[Records from a data source]
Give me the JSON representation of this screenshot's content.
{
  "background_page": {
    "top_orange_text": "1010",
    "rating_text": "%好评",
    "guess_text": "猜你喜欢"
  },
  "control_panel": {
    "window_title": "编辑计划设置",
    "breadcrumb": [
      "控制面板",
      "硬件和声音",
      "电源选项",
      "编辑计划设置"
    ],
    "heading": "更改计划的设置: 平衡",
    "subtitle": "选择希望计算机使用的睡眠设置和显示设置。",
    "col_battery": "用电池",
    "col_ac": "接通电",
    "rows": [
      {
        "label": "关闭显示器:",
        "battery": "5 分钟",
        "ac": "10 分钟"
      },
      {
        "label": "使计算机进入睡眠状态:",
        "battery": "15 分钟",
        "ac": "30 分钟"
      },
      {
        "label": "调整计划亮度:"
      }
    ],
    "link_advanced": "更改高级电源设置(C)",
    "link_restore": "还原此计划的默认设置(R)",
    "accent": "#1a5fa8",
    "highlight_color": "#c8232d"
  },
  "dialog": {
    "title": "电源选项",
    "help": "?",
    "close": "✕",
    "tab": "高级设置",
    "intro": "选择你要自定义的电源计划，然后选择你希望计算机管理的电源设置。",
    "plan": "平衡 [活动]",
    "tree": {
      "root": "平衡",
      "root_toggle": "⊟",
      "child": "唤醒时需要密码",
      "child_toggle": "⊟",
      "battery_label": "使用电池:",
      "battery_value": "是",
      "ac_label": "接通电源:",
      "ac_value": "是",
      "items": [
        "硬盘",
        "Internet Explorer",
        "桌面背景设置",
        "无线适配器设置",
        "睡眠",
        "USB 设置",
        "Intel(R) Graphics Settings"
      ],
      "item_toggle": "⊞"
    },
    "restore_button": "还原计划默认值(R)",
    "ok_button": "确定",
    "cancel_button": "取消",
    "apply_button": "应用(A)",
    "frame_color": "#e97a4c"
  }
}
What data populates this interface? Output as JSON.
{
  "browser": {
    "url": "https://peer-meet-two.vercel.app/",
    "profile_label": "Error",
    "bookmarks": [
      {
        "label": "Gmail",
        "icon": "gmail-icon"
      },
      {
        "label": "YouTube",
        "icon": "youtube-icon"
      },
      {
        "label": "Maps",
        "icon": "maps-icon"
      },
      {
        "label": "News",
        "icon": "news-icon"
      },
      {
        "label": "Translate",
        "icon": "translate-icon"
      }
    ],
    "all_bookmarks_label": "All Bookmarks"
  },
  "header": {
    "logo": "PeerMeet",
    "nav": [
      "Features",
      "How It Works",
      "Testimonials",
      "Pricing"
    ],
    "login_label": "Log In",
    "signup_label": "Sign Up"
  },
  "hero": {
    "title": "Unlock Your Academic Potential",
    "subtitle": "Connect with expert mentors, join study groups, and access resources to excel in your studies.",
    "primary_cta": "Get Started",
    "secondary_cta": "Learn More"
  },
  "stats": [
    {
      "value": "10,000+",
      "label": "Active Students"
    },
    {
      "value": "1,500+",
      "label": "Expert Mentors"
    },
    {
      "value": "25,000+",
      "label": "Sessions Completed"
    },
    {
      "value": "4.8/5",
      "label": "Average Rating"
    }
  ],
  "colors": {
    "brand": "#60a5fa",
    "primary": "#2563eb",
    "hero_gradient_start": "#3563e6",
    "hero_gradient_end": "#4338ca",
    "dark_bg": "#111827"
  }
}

### THE TASK
The lines above should be duplicated exactly.

### FULL SOLUTION
Give me the JSON representation of this screenshot's content.
{
  "background_page": {
    "top_orange_text": "1010",
    "rating_text": "%好评",
    "guess_text": "猜你喜欢"
  },
  "control_panel": {
    "window_title": "编辑计划设置",
    "breadcrumb": [
      "控制面板",
      "硬件和声音",
      "电源选项",
      "编辑计划设置"
    ],
    "heading": "更改计划的设置: 平衡",
    "subtitle": "选择希望计算机使用的睡眠设置和显示设置。",
    "col_battery": "用电池",
    "col_ac": "接通电",
    "rows": [
      {
        "label": "关闭显示器:",
        "battery": "5 分钟",
        "ac": "10 分钟"
      },
      {
        "label": "使计算机进入睡眠状态:",
        "battery": "15 分钟",
        "ac": "30 分钟"
      },
      {
        "label": "调整计划亮度:"
      }
    ],
    "link_advanced": "更改高级电源设置(C)",
    "link_restore": "还原此计划的默认设置(R)",
    "accent": "#1a5fa8",
    "highlight_color": "#c8232d"
  },
  "dialog": {
    "title": "电源选项",
    "help": "?",
    "close": "✕",
    "tab": "高级设置",
    "intro": "选择你要自定义的电源计划，然后选择你希望计算机管理的电源设置。",
    "plan": "平衡 [活动]",
    "tree": {
      "root": "平衡",
      "root_toggle": "⊟",
      "child": "唤醒时需要密码",
      "child_toggle": "⊟",
      "battery_label": "使用电池:",
      "battery_value": "是",
      "ac_label": "接通电源:",
      "ac_value": "是",
      "items": [
        "硬盘",
        "Internet Explorer",
        "桌面背景设置",
        "无线适配器设置",
        "睡眠",
        "USB 设置",
        "Intel(R) Graphics Settings"
      ],
      "item_toggle": "⊞"
    },
    "restore_button": "还原计划默认值(R)",
    "ok_button": "确定",
    "cancel_button": "取消",
    "apply_button": "应用(A)",
    "frame_color": "#e97a4c"
  }
}
What data populates this interface? Output as JSON.
{
  "browser": {
    "url": "https://peer-meet-two.vercel.app/",
    "profile_label": "Error",
    "bookmarks": [
      {
        "label": "Gmail",
        "icon": "gmail-icon"
      },
      {
        "label": "YouTube",
        "icon": "youtube-icon"
      },
      {
        "label": "Maps",
        "icon": "maps-icon"
      },
      {
        "label": "News",
        "icon": "news-icon"
      },
      {
        "label": "Translate",
        "icon": "translate-icon"
      }
    ],
    "all_bookmarks_label": "All Bookmarks"
  },
  "header": {
    "logo": "PeerMeet",
    "nav": [
      "Features",
      "How It Works",
      "Testimonials",
      "Pricing"
    ],
    "login_label": "Log In",
    "signup_label": "Sign Up"
  },
  "hero": {
    "title": "Unlock Your Academic Potential",
    "subtitle": "Connect with expert mentors, join study groups, and access resources to excel in your studies.",
    "primary_cta": "Get Started",
    "secondary_cta": "Learn More"
  },
  "stats": [
    {
      "value": "10,000+",
      "label": "Active Students"
    },
    {
      "value": "1,500+",
      "label": "Expert Mentors"
    },
    {
      "value": "25,000+",
      "label": "Sessions Completed"
    },
    {
      "value": "4.8/5",
      "label": "Average Rating"
    }
  ],
  "colors": {
    "brand": "#60a5fa",
    "primary": "#2563eb",
    "hero_gradient_start": "#3563e6",
    "hero_gradient_end": "#4338ca",
    "dark_bg": "#111827"
  }
}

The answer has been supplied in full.